Records for the task:
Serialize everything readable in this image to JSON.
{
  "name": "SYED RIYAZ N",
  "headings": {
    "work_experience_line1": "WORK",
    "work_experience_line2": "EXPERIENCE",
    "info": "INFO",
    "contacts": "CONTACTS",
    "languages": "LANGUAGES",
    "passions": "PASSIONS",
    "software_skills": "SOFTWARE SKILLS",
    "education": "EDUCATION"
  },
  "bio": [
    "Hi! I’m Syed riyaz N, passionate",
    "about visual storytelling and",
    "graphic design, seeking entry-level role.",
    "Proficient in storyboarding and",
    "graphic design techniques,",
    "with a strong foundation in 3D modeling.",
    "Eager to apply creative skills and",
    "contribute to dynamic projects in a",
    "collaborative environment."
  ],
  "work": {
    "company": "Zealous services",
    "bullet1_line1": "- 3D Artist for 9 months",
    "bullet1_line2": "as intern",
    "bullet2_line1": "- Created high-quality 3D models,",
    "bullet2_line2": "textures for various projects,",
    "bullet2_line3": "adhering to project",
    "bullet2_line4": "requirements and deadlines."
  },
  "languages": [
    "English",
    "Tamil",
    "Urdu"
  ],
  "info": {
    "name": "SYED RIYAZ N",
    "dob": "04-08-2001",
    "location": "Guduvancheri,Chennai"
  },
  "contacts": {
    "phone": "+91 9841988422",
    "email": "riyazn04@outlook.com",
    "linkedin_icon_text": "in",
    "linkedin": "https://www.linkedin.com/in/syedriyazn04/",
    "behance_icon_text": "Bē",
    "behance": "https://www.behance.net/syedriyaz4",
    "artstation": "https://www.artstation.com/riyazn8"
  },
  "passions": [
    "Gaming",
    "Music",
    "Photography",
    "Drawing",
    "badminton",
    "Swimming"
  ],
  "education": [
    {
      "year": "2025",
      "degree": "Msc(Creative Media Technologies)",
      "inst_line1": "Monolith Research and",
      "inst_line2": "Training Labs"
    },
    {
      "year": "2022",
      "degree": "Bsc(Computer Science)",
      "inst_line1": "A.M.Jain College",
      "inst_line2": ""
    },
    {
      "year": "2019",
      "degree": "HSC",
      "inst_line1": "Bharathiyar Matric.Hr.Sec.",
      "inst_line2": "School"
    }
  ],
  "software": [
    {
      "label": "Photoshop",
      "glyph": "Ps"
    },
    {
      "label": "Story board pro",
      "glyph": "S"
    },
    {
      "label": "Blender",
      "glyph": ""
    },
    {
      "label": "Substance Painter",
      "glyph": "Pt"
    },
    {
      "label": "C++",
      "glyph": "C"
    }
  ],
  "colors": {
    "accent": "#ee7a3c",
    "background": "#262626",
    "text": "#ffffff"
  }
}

Exercise task:
Output the entries exactly.

Output below:
Serialize everything readable in this image to JSON.
{
  "name": "SYED RIYAZ N",
  "headings": {
    "work_experience_line1": "WORK",
    "work_experience_line2": "EXPERIENCE",
    "info": "INFO",
    "contacts": "CONTACTS",
    "languages": "LANGUAGES",
    "passions": "PASSIONS",
    "software_skills": "SOFTWARE SKILLS",
    "education": "EDUCATION"
  },
  "bio": [
    "Hi! I’m Syed riyaz N, passionate",
    "about visual storytelling and",
    "graphic design, seeking entry-level role.",
    "Proficient in storyboarding and",
    "graphic design techniques,",
    "with a strong foundation in 3D modeling.",
    "Eager to apply creative skills and",
    "contribute to dynamic projects in a",
    "collaborative environment."
  ],
  "work": {
    "company": "Zealous services",
    "bullet1_line1": "- 3D Artist for 9 months",
    "bullet1_line2": "as intern",
    "bullet2_line1": "- Created high-quality 3D models,",
    "bullet2_line2": "textures for various projects,",
    "bullet2_line3": "adhering to project",
    "bullet2_line4": "requirements and deadlines."
  },
  "languages": [
    "English",
    "Tamil",
    "Urdu"
  ],
  "info": {
    "name": "SYED RIYAZ N",
    "dob": "04-08-2001",
    "location": "Guduvancheri,Chennai"
  },
  "contacts": {
    "phone": "+91 9841988422",
    "email": "riyazn04@outlook.com",
    "linkedin_icon_text": "in",
    "linkedin": "https://www.linkedin.com/in/syedriyazn04/",
    "behance_icon_text": "Bē",
    "behance": "https://www.behance.net/syedriyaz4",
    "artstation": "https://www.artstation.com/riyazn8"
  },
  "passions": [
    "Gaming",
    "Music",
    "Photography",
    "Drawing",
    "badminton",
    "Swimming"
  ],
  "education": [
    {
      "year": "2025",
      "degree": "Msc(Creative Media Technologies)",
      "inst_line1": "Monolith Research and",
      "inst_line2": "Training Labs"
    },
    {
      "year": "2022",
      "degree": "Bsc(Computer Science)",
      "inst_line1": "A.M.Jain College",
      "inst_line2": ""
    },
    {
      "year": "2019",
      "degree": "HSC",
      "inst_line1": "Bharathiyar Matric.Hr.Sec.",
      "inst_line2": "School"
    }
  ],
  "software": [
    {
      "label": "Photoshop",
      "glyph": "Ps"
    },
    {
      "label": "Story board pro",
      "glyph": "S"
    },
    {
      "label": "Blender",
      "glyph": ""
    },
    {
      "label": "Substance Painter",
      "glyph": "Pt"
    },
    {
      "label": "C++",
      "glyph": "C"
    }
  ],
  "colors": {
    "accent": "#ee7a3c",
    "background": "#262626",
    "text": "#ffffff"
  }
}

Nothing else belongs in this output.